Stated exercise: Can you recast every line of the listing below as a numbered list, leaving out any blank lines?
# # # # #
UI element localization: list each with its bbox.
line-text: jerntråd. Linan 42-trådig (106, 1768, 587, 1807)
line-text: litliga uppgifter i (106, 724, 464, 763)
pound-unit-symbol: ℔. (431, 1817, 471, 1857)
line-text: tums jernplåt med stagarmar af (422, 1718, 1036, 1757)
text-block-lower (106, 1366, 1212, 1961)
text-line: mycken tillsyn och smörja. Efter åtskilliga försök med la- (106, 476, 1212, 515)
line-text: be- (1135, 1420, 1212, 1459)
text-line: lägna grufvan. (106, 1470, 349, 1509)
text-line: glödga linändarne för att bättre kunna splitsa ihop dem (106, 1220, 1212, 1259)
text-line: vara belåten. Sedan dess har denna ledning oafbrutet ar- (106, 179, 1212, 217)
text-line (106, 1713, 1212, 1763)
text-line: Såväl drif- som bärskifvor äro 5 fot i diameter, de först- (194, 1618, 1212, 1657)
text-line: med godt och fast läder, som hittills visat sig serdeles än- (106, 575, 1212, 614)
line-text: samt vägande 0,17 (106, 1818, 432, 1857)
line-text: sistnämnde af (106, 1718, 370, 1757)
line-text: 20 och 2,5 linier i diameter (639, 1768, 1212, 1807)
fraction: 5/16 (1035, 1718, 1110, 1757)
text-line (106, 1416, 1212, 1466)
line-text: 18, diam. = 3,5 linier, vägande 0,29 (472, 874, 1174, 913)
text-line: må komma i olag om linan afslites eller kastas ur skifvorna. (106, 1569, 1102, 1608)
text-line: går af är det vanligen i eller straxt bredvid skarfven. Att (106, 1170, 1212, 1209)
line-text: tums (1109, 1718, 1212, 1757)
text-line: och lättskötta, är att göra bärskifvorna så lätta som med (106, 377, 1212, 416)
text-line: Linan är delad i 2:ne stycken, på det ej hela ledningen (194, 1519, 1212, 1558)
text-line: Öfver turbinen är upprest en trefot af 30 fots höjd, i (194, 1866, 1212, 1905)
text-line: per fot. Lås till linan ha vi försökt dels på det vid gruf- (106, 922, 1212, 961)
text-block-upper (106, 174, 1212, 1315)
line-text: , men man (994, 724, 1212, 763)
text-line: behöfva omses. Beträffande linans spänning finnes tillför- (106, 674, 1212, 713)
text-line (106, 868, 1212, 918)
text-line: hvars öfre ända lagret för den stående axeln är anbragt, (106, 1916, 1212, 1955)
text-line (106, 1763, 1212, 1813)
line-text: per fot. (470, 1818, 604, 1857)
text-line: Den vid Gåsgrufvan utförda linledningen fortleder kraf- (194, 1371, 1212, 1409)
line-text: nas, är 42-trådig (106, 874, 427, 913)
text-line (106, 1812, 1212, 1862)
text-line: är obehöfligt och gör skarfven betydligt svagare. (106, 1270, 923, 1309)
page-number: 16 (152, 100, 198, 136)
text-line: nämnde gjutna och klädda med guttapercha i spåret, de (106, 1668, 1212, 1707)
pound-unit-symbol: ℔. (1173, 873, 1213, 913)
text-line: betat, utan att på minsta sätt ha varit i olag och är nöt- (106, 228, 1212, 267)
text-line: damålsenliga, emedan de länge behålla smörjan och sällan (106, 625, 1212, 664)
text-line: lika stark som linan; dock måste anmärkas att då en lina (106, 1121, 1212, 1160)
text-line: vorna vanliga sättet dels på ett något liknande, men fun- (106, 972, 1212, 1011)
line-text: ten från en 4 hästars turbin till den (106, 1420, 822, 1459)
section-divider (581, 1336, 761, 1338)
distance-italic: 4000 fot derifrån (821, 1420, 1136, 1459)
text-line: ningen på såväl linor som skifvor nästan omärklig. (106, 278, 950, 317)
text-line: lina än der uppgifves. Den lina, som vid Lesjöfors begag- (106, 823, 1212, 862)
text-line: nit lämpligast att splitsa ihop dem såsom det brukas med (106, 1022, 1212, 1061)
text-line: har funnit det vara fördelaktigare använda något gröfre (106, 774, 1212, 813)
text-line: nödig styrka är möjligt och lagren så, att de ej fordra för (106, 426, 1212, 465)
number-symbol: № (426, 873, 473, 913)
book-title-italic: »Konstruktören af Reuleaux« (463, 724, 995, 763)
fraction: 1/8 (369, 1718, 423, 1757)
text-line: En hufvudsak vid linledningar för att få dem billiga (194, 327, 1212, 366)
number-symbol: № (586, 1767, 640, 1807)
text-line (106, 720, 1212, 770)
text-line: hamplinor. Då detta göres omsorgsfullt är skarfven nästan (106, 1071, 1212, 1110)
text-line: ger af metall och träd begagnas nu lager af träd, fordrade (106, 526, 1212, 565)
# # # # #
The result:
1. UI element localization: list each with its bbox.
2. line-text: jerntråd. Linan 42-trådig (106, 1768, 587, 1807)
3. line-text: litliga uppgifter i (106, 724, 464, 763)
4. pound-unit-symbol: ℔. (431, 1817, 471, 1857)
5. line-text: tums jernplåt med stagarmar af (422, 1718, 1036, 1757)
6. text-block-lower (106, 1366, 1212, 1961)
7. text-line: mycken tillsyn och smörja. Efter åtskilliga försök med la- (106, 476, 1212, 515)
8. line-text: be- (1135, 1420, 1212, 1459)
9. text-line: lägna grufvan. (106, 1470, 349, 1509)
10. text-line: glödga linändarne för att bättre kunna splitsa ihop dem (106, 1220, 1212, 1259)
11. text-line: vara belåten. Sedan dess har denna ledning oafbrutet ar- (106, 179, 1212, 217)
12. text-line (106, 1713, 1212, 1763)
13. text-line: Såväl drif- som bärskifvor äro 5 fot i diameter, de först- (194, 1618, 1212, 1657)
14. text-line: med godt och fast läder, som hittills visat sig serdeles än- (106, 575, 1212, 614)
15. line-text: samt vägande 0,17 (106, 1818, 432, 1857)
16. line-text: sistnämnde af (106, 1718, 370, 1757)
17. line-text: 20 och 2,5 linier i diameter (639, 1768, 1212, 1807)
18. fraction: 5/16 (1035, 1718, 1110, 1757)
19. text-line (106, 1416, 1212, 1466)
20. line-text: 18, diam. = 3,5 linier, vägande 0,29 (472, 874, 1174, 913)
21. text-line: må komma i olag om linan afslites eller kastas ur skifvorna. (106, 1569, 1102, 1608)
22. text-line: går af är det vanligen i eller straxt bredvid skarfven. Att (106, 1170, 1212, 1209)
23. line-text: tums (1109, 1718, 1212, 1757)
24. text-line: och lättskötta, är att göra bärskifvorna så lätta som med (106, 377, 1212, 416)
25. text-line: Linan är delad i 2:ne stycken, på det ej hela ledningen (194, 1519, 1212, 1558)
26. text-line: Öfver turbinen är upprest en trefot af 30 fots höjd, i (194, 1866, 1212, 1905)
27. text-line: per fot. Lås till linan ha vi försökt dels på det vid gruf- (106, 922, 1212, 961)
28. text-block-upper (106, 174, 1212, 1315)
29. line-text: , men man (994, 724, 1212, 763)
30. text-line: behöfva omses. Beträffande linans spänning finnes tillför- (106, 674, 1212, 713)
31. text-line (106, 868, 1212, 918)
32. text-line: hvars öfre ända lagret för den stående axeln är anbragt, (106, 1916, 1212, 1955)
33. text-line (106, 1763, 1212, 1813)
34. line-text: per fot. (470, 1818, 604, 1857)
35. text-line: Den vid Gåsgrufvan utförda linledningen fortleder kraf- (194, 1371, 1212, 1409)
36. line-text: nas, är 42-trådig (106, 874, 427, 913)
37. text-line (106, 1812, 1212, 1862)
38. text-line: är obehöfligt och gör skarfven betydligt svagare. (106, 1270, 923, 1309)
39. page-number: 16 (152, 100, 198, 136)
40. text-line: nämnde gjutna och klädda med guttapercha i spåret, de (106, 1668, 1212, 1707)
41. pound-unit-symbol: ℔. (1173, 873, 1213, 913)
42. text-line: betat, utan att på minsta sätt ha varit i olag och är nöt- (106, 228, 1212, 267)
43. text-line: damålsenliga, emedan de länge behålla smörjan och sällan (106, 625, 1212, 664)
44. text-line: lika stark som linan; dock måste anmärkas att då en lina (106, 1121, 1212, 1160)
45. text-line: vorna vanliga sättet dels på ett något liknande, men fun- (106, 972, 1212, 1011)
46. line-text: ten från en 4 hästars turbin till den (106, 1420, 822, 1459)
47. section-divider (581, 1336, 761, 1338)
48. distance-italic: 4000 fot derifrån (821, 1420, 1136, 1459)
49. text-line: ningen på såväl linor som skifvor nästan omärklig. (106, 278, 950, 317)
50. text-line: lina än der uppgifves. Den lina, som vid Lesjöfors begag- (106, 823, 1212, 862)
51. text-line: nit lämpligast att splitsa ihop dem såsom det brukas med (106, 1022, 1212, 1061)
52. text-line: har funnit det vara fördelaktigare använda något gröfre (106, 774, 1212, 813)
53. text-line: nödig styrka är möjligt och lagren så, att de ej fordra för (106, 426, 1212, 465)
54. number-symbol: № (426, 873, 473, 913)
55. book-title-italic: »Konstruktören af Reuleaux« (463, 724, 995, 763)
56. fraction: 1/8 (369, 1718, 423, 1757)
57. text-line: En hufvudsak vid linledningar för att få dem billiga (194, 327, 1212, 366)
58. number-symbol: № (586, 1767, 640, 1807)
59. text-line (106, 720, 1212, 770)
60. text-line: hamplinor. Då detta göres omsorgsfullt är skarfven nästan (106, 1071, 1212, 1110)
61. text-line: ger af metall och träd begagnas nu lager af träd, fordrade (106, 526, 1212, 565)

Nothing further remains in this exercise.